Going through the material below, please gather all lines with the word "screenshot" in them.

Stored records
────────────────────

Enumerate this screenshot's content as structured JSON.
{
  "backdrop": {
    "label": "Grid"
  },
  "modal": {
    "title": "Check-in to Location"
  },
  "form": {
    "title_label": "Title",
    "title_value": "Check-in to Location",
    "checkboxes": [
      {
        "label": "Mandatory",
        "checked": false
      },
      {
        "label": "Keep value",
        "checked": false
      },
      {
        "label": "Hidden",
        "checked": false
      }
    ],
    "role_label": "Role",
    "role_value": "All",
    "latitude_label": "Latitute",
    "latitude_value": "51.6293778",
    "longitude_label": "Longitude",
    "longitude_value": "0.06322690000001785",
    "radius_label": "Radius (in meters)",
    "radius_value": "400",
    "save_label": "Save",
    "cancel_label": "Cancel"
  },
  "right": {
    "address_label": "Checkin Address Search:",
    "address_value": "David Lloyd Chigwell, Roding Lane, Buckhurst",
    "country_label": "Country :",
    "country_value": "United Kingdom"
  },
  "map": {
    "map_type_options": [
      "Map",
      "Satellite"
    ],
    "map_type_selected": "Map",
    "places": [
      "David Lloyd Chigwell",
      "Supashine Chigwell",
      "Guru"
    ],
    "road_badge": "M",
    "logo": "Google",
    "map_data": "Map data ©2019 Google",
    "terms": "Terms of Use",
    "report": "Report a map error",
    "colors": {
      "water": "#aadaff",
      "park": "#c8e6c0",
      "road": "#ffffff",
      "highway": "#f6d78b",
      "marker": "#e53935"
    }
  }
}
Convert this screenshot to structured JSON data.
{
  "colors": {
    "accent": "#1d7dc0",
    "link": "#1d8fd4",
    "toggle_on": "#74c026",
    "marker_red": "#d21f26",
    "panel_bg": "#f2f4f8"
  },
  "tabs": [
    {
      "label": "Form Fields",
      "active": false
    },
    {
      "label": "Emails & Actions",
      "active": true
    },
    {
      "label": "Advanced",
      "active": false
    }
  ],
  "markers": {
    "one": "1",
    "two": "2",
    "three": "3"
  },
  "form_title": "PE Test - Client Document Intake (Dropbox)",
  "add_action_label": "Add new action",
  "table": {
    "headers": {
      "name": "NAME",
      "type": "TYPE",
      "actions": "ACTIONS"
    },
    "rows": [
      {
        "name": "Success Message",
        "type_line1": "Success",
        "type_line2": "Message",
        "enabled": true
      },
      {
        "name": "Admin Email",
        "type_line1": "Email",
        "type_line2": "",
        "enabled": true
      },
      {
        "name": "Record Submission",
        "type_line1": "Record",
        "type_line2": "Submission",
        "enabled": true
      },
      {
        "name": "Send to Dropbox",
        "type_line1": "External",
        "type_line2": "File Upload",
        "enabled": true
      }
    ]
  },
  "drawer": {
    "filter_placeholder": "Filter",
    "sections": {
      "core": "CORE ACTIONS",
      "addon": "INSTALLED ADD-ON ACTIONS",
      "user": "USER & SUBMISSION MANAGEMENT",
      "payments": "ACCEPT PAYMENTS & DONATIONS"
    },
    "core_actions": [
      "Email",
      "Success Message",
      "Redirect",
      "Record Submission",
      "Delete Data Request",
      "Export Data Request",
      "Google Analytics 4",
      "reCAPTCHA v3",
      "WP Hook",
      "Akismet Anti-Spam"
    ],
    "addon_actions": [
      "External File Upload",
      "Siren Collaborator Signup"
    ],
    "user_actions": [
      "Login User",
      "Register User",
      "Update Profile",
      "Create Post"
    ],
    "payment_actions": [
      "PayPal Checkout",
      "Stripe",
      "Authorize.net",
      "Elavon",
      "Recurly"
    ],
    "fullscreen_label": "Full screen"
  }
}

────────────────────

THE COMPLETED TASK —
Enumerate this screenshot's content as structured JSON.
Convert this screenshot to structured JSON data.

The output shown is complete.